Start of Task inputs

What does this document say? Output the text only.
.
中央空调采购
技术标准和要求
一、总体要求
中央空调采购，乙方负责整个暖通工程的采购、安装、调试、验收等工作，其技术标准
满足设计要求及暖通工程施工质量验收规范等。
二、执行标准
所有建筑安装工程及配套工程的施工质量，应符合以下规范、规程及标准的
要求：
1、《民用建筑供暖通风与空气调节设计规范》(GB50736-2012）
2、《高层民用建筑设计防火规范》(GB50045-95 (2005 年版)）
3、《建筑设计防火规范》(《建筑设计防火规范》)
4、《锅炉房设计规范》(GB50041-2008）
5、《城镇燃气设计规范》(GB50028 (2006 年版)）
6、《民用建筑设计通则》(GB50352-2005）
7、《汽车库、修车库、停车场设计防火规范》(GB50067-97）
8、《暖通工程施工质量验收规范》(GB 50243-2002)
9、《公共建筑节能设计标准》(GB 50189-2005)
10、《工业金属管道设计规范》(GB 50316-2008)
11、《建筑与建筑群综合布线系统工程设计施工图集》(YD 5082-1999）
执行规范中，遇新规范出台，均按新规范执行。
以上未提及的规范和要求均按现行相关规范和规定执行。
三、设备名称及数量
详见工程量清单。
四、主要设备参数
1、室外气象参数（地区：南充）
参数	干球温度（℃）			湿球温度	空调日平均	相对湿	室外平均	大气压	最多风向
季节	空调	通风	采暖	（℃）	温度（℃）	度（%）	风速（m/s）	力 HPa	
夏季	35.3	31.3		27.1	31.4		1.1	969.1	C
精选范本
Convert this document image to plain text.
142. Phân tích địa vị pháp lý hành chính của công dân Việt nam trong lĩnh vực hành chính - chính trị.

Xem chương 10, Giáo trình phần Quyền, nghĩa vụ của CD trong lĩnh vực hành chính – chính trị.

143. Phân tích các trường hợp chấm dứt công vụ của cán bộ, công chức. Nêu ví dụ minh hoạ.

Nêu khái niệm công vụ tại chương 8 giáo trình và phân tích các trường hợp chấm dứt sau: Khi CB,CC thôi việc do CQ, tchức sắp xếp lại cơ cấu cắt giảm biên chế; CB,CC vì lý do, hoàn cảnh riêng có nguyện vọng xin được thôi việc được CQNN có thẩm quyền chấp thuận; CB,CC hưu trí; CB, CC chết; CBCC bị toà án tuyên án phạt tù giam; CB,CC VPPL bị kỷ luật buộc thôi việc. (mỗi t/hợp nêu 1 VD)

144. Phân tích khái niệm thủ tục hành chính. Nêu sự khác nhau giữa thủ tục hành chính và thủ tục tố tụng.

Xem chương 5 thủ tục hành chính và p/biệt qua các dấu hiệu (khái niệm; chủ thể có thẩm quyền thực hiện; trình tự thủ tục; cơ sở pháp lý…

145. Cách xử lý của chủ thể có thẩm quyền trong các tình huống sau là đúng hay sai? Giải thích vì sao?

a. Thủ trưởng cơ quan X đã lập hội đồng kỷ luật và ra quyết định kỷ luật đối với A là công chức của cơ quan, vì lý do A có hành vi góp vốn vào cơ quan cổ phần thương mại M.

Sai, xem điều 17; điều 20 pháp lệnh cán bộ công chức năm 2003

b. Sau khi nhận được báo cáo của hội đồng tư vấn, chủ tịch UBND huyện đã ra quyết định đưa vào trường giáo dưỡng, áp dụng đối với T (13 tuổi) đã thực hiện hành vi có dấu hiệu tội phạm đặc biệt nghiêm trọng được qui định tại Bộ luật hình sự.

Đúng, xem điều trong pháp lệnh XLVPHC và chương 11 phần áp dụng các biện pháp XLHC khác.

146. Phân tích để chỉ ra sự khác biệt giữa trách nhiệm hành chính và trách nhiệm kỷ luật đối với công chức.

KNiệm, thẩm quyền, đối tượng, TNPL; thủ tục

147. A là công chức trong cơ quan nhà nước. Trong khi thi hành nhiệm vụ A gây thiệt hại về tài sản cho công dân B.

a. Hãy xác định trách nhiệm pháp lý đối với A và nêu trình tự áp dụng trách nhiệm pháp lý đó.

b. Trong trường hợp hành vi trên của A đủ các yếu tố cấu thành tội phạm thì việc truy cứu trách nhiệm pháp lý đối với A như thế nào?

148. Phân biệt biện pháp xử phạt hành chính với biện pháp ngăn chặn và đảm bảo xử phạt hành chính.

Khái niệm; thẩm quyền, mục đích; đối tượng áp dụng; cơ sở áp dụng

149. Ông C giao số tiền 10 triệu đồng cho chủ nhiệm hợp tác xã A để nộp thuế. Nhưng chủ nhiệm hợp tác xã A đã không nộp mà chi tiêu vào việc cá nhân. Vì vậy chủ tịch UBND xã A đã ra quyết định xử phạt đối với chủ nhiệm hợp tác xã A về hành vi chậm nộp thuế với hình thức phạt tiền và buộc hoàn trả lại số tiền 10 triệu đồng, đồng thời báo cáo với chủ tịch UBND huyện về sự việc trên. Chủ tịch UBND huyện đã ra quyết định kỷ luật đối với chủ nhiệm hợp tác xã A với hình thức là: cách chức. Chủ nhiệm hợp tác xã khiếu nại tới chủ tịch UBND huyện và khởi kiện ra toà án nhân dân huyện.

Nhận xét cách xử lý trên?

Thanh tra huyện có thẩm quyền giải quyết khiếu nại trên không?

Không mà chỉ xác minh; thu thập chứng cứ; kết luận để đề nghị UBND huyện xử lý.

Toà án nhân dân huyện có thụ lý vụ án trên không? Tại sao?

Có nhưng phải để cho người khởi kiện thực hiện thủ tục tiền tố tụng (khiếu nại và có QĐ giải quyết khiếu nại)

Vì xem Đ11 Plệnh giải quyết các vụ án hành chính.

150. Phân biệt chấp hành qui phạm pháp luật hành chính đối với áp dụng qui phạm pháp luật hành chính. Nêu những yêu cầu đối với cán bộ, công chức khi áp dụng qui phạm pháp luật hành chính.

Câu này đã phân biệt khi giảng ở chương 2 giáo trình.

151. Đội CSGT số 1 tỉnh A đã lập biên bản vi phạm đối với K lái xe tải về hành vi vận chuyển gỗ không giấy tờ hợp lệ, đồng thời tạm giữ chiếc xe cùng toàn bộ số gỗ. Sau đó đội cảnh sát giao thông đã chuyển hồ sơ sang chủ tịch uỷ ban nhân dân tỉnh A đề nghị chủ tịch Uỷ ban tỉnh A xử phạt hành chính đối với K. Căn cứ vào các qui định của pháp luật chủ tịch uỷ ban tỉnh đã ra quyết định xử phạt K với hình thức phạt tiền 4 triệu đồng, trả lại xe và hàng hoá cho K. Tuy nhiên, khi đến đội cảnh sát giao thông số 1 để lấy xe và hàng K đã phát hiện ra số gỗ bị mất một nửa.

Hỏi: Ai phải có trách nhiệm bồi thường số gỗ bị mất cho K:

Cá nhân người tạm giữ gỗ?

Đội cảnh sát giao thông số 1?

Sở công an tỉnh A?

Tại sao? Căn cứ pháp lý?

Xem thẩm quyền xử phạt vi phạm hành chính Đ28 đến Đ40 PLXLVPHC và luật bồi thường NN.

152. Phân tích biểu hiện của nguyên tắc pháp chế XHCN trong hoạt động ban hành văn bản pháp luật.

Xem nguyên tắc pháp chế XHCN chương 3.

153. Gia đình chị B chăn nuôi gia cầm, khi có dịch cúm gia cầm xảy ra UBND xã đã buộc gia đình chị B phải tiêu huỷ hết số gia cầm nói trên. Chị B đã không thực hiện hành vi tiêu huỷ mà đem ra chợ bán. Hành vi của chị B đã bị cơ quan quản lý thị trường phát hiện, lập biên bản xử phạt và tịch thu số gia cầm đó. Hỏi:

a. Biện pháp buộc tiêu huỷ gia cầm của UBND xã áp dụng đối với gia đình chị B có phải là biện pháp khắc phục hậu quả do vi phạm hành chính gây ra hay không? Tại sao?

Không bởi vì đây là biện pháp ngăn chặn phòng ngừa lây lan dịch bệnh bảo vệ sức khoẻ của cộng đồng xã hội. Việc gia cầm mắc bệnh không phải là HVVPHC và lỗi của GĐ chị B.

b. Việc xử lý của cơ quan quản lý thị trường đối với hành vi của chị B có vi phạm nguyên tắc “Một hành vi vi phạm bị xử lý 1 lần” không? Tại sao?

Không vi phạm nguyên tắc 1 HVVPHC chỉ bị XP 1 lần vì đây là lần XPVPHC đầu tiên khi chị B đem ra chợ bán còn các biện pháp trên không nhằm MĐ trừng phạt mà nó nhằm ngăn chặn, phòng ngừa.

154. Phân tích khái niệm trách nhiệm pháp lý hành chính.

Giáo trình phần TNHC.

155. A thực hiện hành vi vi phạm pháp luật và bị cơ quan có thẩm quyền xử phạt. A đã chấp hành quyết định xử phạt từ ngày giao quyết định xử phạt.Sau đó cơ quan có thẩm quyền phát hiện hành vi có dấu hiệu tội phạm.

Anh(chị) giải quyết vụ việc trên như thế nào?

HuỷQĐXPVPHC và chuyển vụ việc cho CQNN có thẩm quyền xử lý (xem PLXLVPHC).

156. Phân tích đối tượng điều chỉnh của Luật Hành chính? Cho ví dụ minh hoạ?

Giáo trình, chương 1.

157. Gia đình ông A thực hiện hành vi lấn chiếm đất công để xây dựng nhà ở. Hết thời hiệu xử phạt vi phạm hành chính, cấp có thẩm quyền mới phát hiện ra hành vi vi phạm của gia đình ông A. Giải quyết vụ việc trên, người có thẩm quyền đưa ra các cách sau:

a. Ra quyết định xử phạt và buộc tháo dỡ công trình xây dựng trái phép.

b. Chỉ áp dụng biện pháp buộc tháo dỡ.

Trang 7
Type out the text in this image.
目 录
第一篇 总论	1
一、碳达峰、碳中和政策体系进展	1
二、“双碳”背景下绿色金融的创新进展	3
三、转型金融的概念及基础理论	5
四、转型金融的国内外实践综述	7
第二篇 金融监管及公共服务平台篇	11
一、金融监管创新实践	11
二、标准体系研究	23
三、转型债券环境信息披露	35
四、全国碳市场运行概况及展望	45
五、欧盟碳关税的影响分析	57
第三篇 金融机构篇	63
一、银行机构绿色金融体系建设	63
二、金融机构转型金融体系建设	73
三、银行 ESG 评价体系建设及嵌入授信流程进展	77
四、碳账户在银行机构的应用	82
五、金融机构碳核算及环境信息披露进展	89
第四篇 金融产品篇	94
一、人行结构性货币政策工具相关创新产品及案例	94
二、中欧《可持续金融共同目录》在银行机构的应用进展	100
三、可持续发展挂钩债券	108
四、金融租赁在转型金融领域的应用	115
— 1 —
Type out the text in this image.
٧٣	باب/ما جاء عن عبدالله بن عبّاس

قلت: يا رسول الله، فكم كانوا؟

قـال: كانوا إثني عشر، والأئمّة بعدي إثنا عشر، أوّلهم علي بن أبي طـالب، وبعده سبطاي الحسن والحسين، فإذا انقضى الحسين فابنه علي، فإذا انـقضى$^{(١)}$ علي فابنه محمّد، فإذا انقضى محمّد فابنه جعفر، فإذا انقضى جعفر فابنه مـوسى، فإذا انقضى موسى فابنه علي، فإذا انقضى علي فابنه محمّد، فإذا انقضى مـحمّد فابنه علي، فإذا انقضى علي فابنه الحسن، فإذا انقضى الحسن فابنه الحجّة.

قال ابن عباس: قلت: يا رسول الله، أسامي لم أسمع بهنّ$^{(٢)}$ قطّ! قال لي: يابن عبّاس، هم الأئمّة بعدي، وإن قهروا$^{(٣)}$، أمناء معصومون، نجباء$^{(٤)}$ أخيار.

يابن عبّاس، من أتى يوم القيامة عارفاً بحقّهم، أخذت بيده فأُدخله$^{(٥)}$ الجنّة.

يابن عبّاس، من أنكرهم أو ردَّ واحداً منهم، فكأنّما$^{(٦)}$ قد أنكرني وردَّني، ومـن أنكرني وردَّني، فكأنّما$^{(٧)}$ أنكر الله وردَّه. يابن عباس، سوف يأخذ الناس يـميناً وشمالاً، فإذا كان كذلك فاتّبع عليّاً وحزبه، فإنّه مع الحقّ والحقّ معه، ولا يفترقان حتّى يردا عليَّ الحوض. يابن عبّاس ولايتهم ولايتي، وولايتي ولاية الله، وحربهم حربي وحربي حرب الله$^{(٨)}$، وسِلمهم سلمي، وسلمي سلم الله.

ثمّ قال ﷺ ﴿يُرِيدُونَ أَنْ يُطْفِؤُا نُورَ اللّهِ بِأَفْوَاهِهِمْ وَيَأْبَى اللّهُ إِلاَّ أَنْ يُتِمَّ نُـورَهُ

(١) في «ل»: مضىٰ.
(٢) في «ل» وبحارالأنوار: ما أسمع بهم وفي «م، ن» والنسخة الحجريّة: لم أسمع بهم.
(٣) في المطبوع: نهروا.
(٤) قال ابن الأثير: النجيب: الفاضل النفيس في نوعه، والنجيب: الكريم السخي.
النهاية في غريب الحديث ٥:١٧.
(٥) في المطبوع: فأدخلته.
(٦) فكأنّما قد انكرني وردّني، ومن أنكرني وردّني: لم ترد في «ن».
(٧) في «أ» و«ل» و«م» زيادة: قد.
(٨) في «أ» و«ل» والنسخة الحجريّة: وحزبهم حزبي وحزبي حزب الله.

End of Task inputs

Short task
Reproduce each line holding the word "dịch".

Full response
153. Gia đình chị B chăn nuôi gia cầm, khi có dịch cúm gia cầm xảy ra UBND xã đã buộc gia đình chị B phải tiêu huỷ hết số gia cầm nói trên. Chị B đã không thực hiện hành vi tiêu huỷ mà đem ra chợ bán. Hành vi của chị B đã bị cơ quan quản lý thị trường phát hiện, lập biên bản xử phạt và tịch thu số gia cầm đó. Hỏi:
Không bởi vì đây là biện pháp ngăn chặn phòng ngừa lây lan dịch bệnh bảo vệ sức khoẻ của cộng đồng xã hội. Việc gia cầm mắc bệnh không phải là HVVPHC và lỗi của GĐ chị B.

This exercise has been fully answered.